Task description
Pictures stay out of the copy; set down each line of the listing below exactly.

Record list

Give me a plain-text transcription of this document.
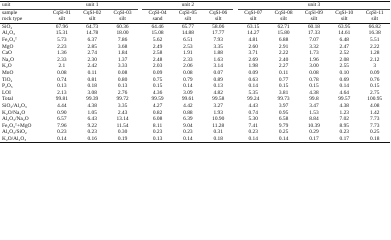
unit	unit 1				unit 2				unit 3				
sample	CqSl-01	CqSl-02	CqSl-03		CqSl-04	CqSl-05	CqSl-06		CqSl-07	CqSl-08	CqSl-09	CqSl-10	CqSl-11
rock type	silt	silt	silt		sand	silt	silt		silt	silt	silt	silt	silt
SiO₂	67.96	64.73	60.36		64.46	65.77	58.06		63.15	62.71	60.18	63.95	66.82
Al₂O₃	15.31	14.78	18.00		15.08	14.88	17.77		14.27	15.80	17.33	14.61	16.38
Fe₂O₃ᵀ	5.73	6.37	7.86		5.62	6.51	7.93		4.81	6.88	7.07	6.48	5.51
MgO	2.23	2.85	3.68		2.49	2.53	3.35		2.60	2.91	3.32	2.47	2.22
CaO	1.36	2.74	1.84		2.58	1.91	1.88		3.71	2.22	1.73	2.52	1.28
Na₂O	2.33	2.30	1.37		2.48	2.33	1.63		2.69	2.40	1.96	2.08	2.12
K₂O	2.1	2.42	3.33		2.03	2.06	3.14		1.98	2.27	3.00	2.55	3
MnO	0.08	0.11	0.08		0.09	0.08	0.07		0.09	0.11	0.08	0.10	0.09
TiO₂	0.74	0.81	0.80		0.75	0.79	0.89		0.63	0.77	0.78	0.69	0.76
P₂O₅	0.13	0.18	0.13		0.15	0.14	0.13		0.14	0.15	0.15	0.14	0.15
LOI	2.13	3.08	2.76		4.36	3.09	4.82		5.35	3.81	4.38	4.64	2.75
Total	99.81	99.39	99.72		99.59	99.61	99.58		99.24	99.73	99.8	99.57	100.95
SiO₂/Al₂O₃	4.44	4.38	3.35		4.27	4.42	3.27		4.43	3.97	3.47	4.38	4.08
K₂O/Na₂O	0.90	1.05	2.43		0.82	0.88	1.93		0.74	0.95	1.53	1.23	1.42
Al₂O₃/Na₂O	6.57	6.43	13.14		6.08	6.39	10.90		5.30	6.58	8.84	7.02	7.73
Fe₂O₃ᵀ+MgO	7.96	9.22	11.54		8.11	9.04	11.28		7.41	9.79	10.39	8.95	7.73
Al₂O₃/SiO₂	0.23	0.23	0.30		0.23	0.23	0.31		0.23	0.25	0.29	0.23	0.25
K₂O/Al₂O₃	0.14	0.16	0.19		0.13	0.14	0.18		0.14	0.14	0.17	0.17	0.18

Answer to the problem
Give me a plain-text transcription of this document.
unit	unit 1				unit 2				unit 3				
sample	CqSl-01	CqSl-02	CqSl-03		CqSl-04	CqSl-05	CqSl-06		CqSl-07	CqSl-08	CqSl-09	CqSl-10	CqSl-11
rock type	silt	silt	silt		sand	silt	silt		silt	silt	silt	silt	silt
SiO₂	67.96	64.73	60.36		64.46	65.77	58.06		63.15	62.71	60.18	63.95	66.82
Al₂O₃	15.31	14.78	18.00		15.08	14.88	17.77		14.27	15.80	17.33	14.61	16.38
Fe₂O₃ᵀ	5.73	6.37	7.86		5.62	6.51	7.93		4.81	6.88	7.07	6.48	5.51
MgO	2.23	2.85	3.68		2.49	2.53	3.35		2.60	2.91	3.32	2.47	2.22
CaO	1.36	2.74	1.84		2.58	1.91	1.88		3.71	2.22	1.73	2.52	1.28
Na₂O	2.33	2.30	1.37		2.48	2.33	1.63		2.69	2.40	1.96	2.08	2.12
K₂O	2.1	2.42	3.33		2.03	2.06	3.14		1.98	2.27	3.00	2.55	3
MnO	0.08	0.11	0.08		0.09	0.08	0.07		0.09	0.11	0.08	0.10	0.09
TiO₂	0.74	0.81	0.80		0.75	0.79	0.89		0.63	0.77	0.78	0.69	0.76
P₂O₅	0.13	0.18	0.13		0.15	0.14	0.13		0.14	0.15	0.15	0.14	0.15
LOI	2.13	3.08	2.76		4.36	3.09	4.82		5.35	3.81	4.38	4.64	2.75
Total	99.81	99.39	99.72		99.59	99.61	99.58		99.24	99.73	99.8	99.57	100.95
SiO₂/Al₂O₃	4.44	4.38	3.35		4.27	4.42	3.27		4.43	3.97	3.47	4.38	4.08
K₂O/Na₂O	0.90	1.05	2.43		0.82	0.88	1.93		0.74	0.95	1.53	1.23	1.42
Al₂O₃/Na₂O	6.57	6.43	13.14		6.08	6.39	10.90		5.30	6.58	8.84	7.02	7.73
Fe₂O₃ᵀ+MgO	7.96	9.22	11.54		8.11	9.04	11.28		7.41	9.79	10.39	8.95	7.73
Al₂O₃/SiO₂	0.23	0.23	0.30		0.23	0.23	0.31		0.23	0.25	0.29	0.23	0.25
K₂O/Al₂O₃	0.14	0.16	0.19		0.13	0.14	0.18		0.14	0.14	0.17	0.17	0.18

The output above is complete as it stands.